[SHORT PROBLEM] Repeat each record below exactly as given.

[Records that describe figures]

*****

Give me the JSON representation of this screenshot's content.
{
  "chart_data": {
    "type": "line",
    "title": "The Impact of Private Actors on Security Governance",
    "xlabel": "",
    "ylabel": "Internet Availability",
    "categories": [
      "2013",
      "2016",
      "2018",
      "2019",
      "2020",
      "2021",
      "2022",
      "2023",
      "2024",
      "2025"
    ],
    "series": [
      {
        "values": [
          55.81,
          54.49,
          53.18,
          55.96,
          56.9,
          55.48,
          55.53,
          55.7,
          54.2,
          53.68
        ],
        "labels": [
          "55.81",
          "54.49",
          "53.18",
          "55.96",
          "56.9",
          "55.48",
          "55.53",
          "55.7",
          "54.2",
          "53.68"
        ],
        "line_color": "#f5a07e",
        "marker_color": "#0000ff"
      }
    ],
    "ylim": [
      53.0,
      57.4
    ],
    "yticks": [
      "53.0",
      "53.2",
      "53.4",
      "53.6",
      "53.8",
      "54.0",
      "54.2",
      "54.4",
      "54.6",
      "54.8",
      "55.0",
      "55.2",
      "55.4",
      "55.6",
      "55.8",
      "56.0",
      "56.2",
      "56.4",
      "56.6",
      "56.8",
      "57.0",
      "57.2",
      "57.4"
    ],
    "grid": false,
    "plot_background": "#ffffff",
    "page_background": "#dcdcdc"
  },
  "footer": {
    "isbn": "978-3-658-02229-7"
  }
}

*****

[ANSWER TO THE TASK]
Give me the JSON representation of this screenshot's content.
{
  "chart_data": {
    "type": "line",
    "title": "The Impact of Private Actors on Security Governance",
    "xlabel": "",
    "ylabel": "Internet Availability",
    "categories": [
      "2013",
      "2016",
      "2018",
      "2019",
      "2020",
      "2021",
      "2022",
      "2023",
      "2024",
      "2025"
    ],
    "series": [
      {
        "values": [
          55.81,
          54.49,
          53.18,
          55.96,
          56.9,
          55.48,
          55.53,
          55.7,
          54.2,
          53.68
        ],
        "labels": [
          "55.81",
          "54.49",
          "53.18",
          "55.96",
          "56.9",
          "55.48",
          "55.53",
          "55.7",
          "54.2",
          "53.68"
        ],
        "line_color": "#f5a07e",
        "marker_color": "#0000ff"
      }
    ],
    "ylim": [
      53.0,
      57.4
    ],
    "yticks": [
      "53.0",
      "53.2",
      "53.4",
      "53.6",
      "53.8",
      "54.0",
      "54.2",
      "54.4",
      "54.6",
      "54.8",
      "55.0",
      "55.2",
      "55.4",
      "55.6",
      "55.8",
      "56.0",
      "56.2",
      "56.4",
      "56.6",
      "56.8",
      "57.0",
      "57.2",
      "57.4"
    ],
    "grid": false,
    "plot_background": "#ffffff",
    "page_background": "#dcdcdc"
  },
  "footer": {
    "isbn": "978-3-658-02229-7"
  }
}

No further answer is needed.